Restate the entries word for word, omitting nothing.

== ENTRIES SHOWN ==

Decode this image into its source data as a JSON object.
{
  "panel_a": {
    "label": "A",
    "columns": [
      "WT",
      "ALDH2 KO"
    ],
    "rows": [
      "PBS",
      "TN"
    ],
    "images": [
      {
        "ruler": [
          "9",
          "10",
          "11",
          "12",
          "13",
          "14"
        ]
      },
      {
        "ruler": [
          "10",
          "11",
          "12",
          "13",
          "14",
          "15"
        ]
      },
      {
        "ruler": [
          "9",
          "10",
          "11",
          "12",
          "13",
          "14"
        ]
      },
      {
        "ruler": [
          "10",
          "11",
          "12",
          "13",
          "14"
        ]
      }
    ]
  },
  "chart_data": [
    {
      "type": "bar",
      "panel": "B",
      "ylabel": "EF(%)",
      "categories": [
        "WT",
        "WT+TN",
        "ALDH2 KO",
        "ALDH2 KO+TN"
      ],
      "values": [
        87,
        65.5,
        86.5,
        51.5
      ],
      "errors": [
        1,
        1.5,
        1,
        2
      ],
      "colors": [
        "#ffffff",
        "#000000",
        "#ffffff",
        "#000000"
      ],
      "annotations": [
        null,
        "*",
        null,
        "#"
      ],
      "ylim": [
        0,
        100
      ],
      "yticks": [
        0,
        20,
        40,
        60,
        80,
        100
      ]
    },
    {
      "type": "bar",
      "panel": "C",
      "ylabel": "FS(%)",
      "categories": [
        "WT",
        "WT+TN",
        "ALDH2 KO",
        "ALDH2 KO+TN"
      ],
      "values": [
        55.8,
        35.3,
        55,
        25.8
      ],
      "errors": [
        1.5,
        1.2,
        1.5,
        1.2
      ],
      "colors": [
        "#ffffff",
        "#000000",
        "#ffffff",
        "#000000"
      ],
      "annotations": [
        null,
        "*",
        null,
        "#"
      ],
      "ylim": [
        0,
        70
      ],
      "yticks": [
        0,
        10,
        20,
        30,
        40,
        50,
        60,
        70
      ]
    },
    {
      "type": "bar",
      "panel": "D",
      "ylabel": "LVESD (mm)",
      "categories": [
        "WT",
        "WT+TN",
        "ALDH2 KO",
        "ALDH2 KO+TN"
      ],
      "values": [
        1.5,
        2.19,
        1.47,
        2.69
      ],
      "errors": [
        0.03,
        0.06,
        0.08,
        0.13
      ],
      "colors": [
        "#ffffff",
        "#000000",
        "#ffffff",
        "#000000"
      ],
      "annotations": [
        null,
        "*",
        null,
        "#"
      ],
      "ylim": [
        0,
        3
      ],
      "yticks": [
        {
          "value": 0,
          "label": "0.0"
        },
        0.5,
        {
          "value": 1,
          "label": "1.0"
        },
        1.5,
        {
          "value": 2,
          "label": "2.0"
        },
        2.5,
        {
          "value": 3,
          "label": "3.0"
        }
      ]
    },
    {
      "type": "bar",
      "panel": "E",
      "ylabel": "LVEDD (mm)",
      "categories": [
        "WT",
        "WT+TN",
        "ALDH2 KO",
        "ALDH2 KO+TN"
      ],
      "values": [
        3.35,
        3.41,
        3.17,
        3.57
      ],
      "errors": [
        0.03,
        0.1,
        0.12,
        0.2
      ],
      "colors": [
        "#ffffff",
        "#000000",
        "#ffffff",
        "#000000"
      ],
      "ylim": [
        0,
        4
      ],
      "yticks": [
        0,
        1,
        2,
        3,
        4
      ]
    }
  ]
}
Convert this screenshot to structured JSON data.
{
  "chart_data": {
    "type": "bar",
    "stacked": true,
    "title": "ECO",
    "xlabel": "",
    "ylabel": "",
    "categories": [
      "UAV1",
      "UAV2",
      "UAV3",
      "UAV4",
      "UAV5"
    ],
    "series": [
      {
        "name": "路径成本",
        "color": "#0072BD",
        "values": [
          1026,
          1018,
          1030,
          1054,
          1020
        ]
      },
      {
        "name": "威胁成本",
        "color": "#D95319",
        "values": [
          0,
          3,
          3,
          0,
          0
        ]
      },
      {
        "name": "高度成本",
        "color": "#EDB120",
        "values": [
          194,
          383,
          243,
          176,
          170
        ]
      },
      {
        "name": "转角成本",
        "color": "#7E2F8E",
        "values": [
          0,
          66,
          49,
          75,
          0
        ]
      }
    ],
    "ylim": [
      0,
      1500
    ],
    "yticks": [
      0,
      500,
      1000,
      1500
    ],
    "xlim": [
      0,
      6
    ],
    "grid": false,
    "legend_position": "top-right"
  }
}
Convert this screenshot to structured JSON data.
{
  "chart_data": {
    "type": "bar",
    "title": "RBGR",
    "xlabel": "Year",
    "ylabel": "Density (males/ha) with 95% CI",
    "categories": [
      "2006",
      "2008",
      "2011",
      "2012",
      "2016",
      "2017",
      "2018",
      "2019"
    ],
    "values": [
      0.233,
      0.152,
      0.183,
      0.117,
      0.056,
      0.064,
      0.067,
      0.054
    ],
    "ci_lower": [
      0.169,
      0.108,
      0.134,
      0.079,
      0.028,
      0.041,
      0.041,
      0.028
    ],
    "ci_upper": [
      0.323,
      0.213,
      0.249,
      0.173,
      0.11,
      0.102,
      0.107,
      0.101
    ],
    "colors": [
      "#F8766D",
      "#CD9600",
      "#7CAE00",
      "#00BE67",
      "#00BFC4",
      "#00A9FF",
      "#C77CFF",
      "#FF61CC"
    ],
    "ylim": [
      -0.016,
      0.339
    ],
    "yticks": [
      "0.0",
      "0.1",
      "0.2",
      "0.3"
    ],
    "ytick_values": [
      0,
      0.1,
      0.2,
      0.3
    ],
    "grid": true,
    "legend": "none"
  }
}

===

== FINAL RESULT ==
Decode this image into its source data as a JSON object.
{
  "panel_a": {
    "label": "A",
    "columns": [
      "WT",
      "ALDH2 KO"
    ],
    "rows": [
      "PBS",
      "TN"
    ],
    "images": [
      {
        "ruler": [
          "9",
          "10",
          "11",
          "12",
          "13",
          "14"
        ]
      },
      {
        "ruler": [
          "10",
          "11",
          "12",
          "13",
          "14",
          "15"
        ]
      },
      {
        "ruler": [
          "9",
          "10",
          "11",
          "12",
          "13",
          "14"
        ]
      },
      {
        "ruler": [
          "10",
          "11",
          "12",
          "13",
          "14"
        ]
      }
    ]
  },
  "chart_data": [
    {
      "type": "bar",
      "panel": "B",
      "ylabel": "EF(%)",
      "categories": [
        "WT",
        "WT+TN",
        "ALDH2 KO",
        "ALDH2 KO+TN"
      ],
      "values": [
        87,
        65.5,
        86.5,
        51.5
      ],
      "errors": [
        1,
        1.5,
        1,
        2
      ],
      "colors": [
        "#ffffff",
        "#000000",
        "#ffffff",
        "#000000"
      ],
      "annotations": [
        null,
        "*",
        null,
        "#"
      ],
      "ylim": [
        0,
        100
      ],
      "yticks": [
        0,
        20,
        40,
        60,
        80,
        100
      ]
    },
    {
      "type": "bar",
      "panel": "C",
      "ylabel": "FS(%)",
      "categories": [
        "WT",
        "WT+TN",
        "ALDH2 KO",
        "ALDH2 KO+TN"
      ],
      "values": [
        55.8,
        35.3,
        55,
        25.8
      ],
      "errors": [
        1.5,
        1.2,
        1.5,
        1.2
      ],
      "colors": [
        "#ffffff",
        "#000000",
        "#ffffff",
        "#000000"
      ],
      "annotations": [
        null,
        "*",
        null,
        "#"
      ],
      "ylim": [
        0,
        70
      ],
      "yticks": [
        0,
        10,
        20,
        30,
        40,
        50,
        60,
        70
      ]
    },
    {
      "type": "bar",
      "panel": "D",
      "ylabel": "LVESD (mm)",
      "categories": [
        "WT",
        "WT+TN",
        "ALDH2 KO",
        "ALDH2 KO+TN"
      ],
      "values": [
        1.5,
        2.19,
        1.47,
        2.69
      ],
      "errors": [
        0.03,
        0.06,
        0.08,
        0.13
      ],
      "colors": [
        "#ffffff",
        "#000000",
        "#ffffff",
        "#000000"
      ],
      "annotations": [
        null,
        "*",
        null,
        "#"
      ],
      "ylim": [
        0,
        3
      ],
      "yticks": [
        {
          "value": 0,
          "label": "0.0"
        },
        0.5,
        {
          "value": 1,
          "label": "1.0"
        },
        1.5,
        {
          "value": 2,
          "label": "2.0"
        },
        2.5,
        {
          "value": 3,
          "label": "3.0"
        }
      ]
    },
    {
      "type": "bar",
      "panel": "E",
      "ylabel": "LVEDD (mm)",
      "categories": [
        "WT",
        "WT+TN",
        "ALDH2 KO",
        "ALDH2 KO+TN"
      ],
      "values": [
        3.35,
        3.41,
        3.17,
        3.57
      ],
      "errors": [
        0.03,
        0.1,
        0.12,
        0.2
      ],
      "colors": [
        "#ffffff",
        "#000000",
        "#ffffff",
        "#000000"
      ],
      "ylim": [
        0,
        4
      ],
      "yticks": [
        0,
        1,
        2,
        3,
        4
      ]
    }
  ]
}
Convert this screenshot to structured JSON data.
{
  "chart_data": {
    "type": "bar",
    "stacked": true,
    "title": "ECO",
    "xlabel": "",
    "ylabel": "",
    "categories": [
      "UAV1",
      "UAV2",
      "UAV3",
      "UAV4",
      "UAV5"
    ],
    "series": [
      {
        "name": "路径成本",
        "color": "#0072BD",
        "values": [
          1026,
          1018,
          1030,
          1054,
          1020
        ]
      },
      {
        "name": "威胁成本",
        "color": "#D95319",
        "values": [
          0,
          3,
          3,
          0,
          0
        ]
      },
      {
        "name": "高度成本",
        "color": "#EDB120",
        "values": [
          194,
          383,
          243,
          176,
          170
        ]
      },
      {
        "name": "转角成本",
        "color": "#7E2F8E",
        "values": [
          0,
          66,
          49,
          75,
          0
        ]
      }
    ],
    "ylim": [
      0,
      1500
    ],
    "yticks": [
      0,
      500,
      1000,
      1500
    ],
    "xlim": [
      0,
      6
    ],
    "grid": false,
    "legend_position": "top-right"
  }
}
Convert this screenshot to structured JSON data.
{
  "chart_data": {
    "type": "bar",
    "title": "RBGR",
    "xlabel": "Year",
    "ylabel": "Density (males/ha) with 95% CI",
    "categories": [
      "2006",
      "2008",
      "2011",
      "2012",
      "2016",
      "2017",
      "2018",
      "2019"
    ],
    "values": [
      0.233,
      0.152,
      0.183,
      0.117,
      0.056,
      0.064,
      0.067,
      0.054
    ],
    "ci_lower": [
      0.169,
      0.108,
      0.134,
      0.079,
      0.028,
      0.041,
      0.041,
      0.028
    ],
    "ci_upper": [
      0.323,
      0.213,
      0.249,
      0.173,
      0.11,
      0.102,
      0.107,
      0.101
    ],
    "colors": [
      "#F8766D",
      "#CD9600",
      "#7CAE00",
      "#00BE67",
      "#00BFC4",
      "#00A9FF",
      "#C77CFF",
      "#FF61CC"
    ],
    "ylim": [
      -0.016,
      0.339
    ],
    "yticks": [
      "0.0",
      "0.1",
      "0.2",
      "0.3"
    ],
    "ytick_values": [
      0,
      0.1,
      0.2,
      0.3
    ],
    "grid": true,
    "legend": "none"
  }
}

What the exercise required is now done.